### [INSTRUCTIONS TO FOLLOW]
Repeat, without any change, the entries presented below.

Rows from a figure dataset

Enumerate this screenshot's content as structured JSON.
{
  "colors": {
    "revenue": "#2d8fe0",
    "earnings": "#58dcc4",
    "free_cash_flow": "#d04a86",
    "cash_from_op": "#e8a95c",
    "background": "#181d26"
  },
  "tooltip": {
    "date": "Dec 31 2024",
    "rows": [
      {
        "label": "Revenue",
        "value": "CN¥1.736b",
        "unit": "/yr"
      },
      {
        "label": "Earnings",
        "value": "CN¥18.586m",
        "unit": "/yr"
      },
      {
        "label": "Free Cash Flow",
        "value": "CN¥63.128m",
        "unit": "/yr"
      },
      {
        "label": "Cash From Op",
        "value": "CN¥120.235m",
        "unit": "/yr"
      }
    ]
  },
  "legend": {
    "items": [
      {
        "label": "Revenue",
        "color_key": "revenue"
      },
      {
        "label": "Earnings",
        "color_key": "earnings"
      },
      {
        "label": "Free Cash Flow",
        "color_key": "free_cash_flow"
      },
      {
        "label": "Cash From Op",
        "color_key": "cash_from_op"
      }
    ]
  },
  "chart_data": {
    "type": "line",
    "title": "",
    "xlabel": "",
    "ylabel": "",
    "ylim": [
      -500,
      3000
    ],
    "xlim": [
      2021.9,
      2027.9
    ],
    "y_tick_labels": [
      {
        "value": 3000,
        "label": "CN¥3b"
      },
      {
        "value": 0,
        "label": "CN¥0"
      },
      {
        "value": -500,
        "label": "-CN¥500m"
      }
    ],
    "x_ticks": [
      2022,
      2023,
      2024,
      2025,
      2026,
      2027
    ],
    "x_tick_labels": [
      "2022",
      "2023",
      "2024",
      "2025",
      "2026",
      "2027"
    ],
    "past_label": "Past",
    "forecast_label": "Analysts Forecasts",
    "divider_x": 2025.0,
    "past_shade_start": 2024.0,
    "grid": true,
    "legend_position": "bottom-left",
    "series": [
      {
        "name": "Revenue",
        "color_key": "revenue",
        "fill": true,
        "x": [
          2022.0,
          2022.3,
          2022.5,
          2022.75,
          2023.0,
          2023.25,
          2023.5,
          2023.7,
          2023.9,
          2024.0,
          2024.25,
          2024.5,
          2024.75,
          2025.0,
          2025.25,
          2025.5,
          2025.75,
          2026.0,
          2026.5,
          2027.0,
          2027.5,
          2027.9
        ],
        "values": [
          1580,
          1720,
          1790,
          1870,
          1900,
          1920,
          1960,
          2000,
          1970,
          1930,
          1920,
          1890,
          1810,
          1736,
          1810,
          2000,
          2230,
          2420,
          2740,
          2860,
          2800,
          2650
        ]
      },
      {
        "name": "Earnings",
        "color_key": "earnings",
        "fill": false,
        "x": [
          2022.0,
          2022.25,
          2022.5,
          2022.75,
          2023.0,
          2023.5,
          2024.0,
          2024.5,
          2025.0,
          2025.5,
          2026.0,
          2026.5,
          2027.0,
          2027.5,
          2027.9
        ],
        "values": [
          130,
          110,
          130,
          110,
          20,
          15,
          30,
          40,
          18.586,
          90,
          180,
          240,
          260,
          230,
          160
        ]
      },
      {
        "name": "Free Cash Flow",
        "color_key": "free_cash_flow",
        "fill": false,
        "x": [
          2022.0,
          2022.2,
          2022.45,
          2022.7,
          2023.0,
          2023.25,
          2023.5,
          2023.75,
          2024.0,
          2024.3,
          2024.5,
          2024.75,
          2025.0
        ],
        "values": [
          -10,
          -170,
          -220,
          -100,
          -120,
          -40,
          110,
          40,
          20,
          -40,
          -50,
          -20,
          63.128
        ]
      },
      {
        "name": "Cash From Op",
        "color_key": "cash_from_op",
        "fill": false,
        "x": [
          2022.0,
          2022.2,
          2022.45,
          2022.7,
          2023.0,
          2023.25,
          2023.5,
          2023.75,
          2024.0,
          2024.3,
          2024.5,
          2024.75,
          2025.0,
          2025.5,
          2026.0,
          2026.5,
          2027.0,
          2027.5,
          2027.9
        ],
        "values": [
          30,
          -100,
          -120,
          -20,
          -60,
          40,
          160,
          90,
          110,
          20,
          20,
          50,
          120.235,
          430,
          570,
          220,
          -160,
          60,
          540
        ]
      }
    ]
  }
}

### [SOLUTION TO THE EXERCISE]
Enumerate this screenshot's content as structured JSON.
{
  "colors": {
    "revenue": "#2d8fe0",
    "earnings": "#58dcc4",
    "free_cash_flow": "#d04a86",
    "cash_from_op": "#e8a95c",
    "background": "#181d26"
  },
  "tooltip": {
    "date": "Dec 31 2024",
    "rows": [
      {
        "label": "Revenue",
        "value": "CN¥1.736b",
        "unit": "/yr"
      },
      {
        "label": "Earnings",
        "value": "CN¥18.586m",
        "unit": "/yr"
      },
      {
        "label": "Free Cash Flow",
        "value": "CN¥63.128m",
        "unit": "/yr"
      },
      {
        "label": "Cash From Op",
        "value": "CN¥120.235m",
        "unit": "/yr"
      }
    ]
  },
  "legend": {
    "items": [
      {
        "label": "Revenue",
        "color_key": "revenue"
      },
      {
        "label": "Earnings",
        "color_key": "earnings"
      },
      {
        "label": "Free Cash Flow",
        "color_key": "free_cash_flow"
      },
      {
        "label": "Cash From Op",
        "color_key": "cash_from_op"
      }
    ]
  },
  "chart_data": {
    "type": "line",
    "title": "",
    "xlabel": "",
    "ylabel": "",
    "ylim": [
      -500,
      3000
    ],
    "xlim": [
      2021.9,
      2027.9
    ],
    "y_tick_labels": [
      {
        "value": 3000,
        "label": "CN¥3b"
      },
      {
        "value": 0,
        "label": "CN¥0"
      },
      {
        "value": -500,
        "label": "-CN¥500m"
      }
    ],
    "x_ticks": [
      2022,
      2023,
      2024,
      2025,
      2026,
      2027
    ],
    "x_tick_labels": [
      "2022",
      "2023",
      "2024",
      "2025",
      "2026",
      "2027"
    ],
    "past_label": "Past",
    "forecast_label": "Analysts Forecasts",
    "divider_x": 2025.0,
    "past_shade_start": 2024.0,
    "grid": true,
    "legend_position": "bottom-left",
    "series": [
      {
        "name": "Revenue",
        "color_key": "revenue",
        "fill": true,
        "x": [
          2022.0,
          2022.3,
          2022.5,
          2022.75,
          2023.0,
          2023.25,
          2023.5,
          2023.7,
          2023.9,
          2024.0,
          2024.25,
          2024.5,
          2024.75,
          2025.0,
          2025.25,
          2025.5,
          2025.75,
          2026.0,
          2026.5,
          2027.0,
          2027.5,
          2027.9
        ],
        "values": [
          1580,
          1720,
          1790,
          1870,
          1900,
          1920,
          1960,
          2000,
          1970,
          1930,
          1920,
          1890,
          1810,
          1736,
          1810,
          2000,
          2230,
          2420,
          2740,
          2860,
          2800,
          2650
        ]
      },
      {
        "name": "Earnings",
        "color_key": "earnings",
        "fill": false,
        "x": [
          2022.0,
          2022.25,
          2022.5,
          2022.75,
          2023.0,
          2023.5,
          2024.0,
          2024.5,
          2025.0,
          2025.5,
          2026.0,
          2026.5,
          2027.0,
          2027.5,
          2027.9
        ],
        "values": [
          130,
          110,
          130,
          110,
          20,
          15,
          30,
          40,
          18.586,
          90,
          180,
          240,
          260,
          230,
          160
        ]
      },
      {
        "name": "Free Cash Flow",
        "color_key": "free_cash_flow",
        "fill": false,
        "x": [
          2022.0,
          2022.2,
          2022.45,
          2022.7,
          2023.0,
          2023.25,
          2023.5,
          2023.75,
          2024.0,
          2024.3,
          2024.5,
          2024.75,
          2025.0
        ],
        "values": [
          -10,
          -170,
          -220,
          -100,
          -120,
          -40,
          110,
          40,
          20,
          -40,
          -50,
          -20,
          63.128
        ]
      },
      {
        "name": "Cash From Op",
        "color_key": "cash_from_op",
        "fill": false,
        "x": [
          2022.0,
          2022.2,
          2022.45,
          2022.7,
          2023.0,
          2023.25,
          2023.5,
          2023.75,
          2024.0,
          2024.3,
          2024.5,
          2024.75,
          2025.0,
          2025.5,
          2026.0,
          2026.5,
          2027.0,
          2027.5,
          2027.9
        ],
        "values": [
          30,
          -100,
          -120,
          -20,
          -60,
          40,
          160,
          90,
          110,
          20,
          20,
          50,
          120.235,
          430,
          570,
          220,
          -160,
          60,
          540
        ]
      }
    ]
  }
}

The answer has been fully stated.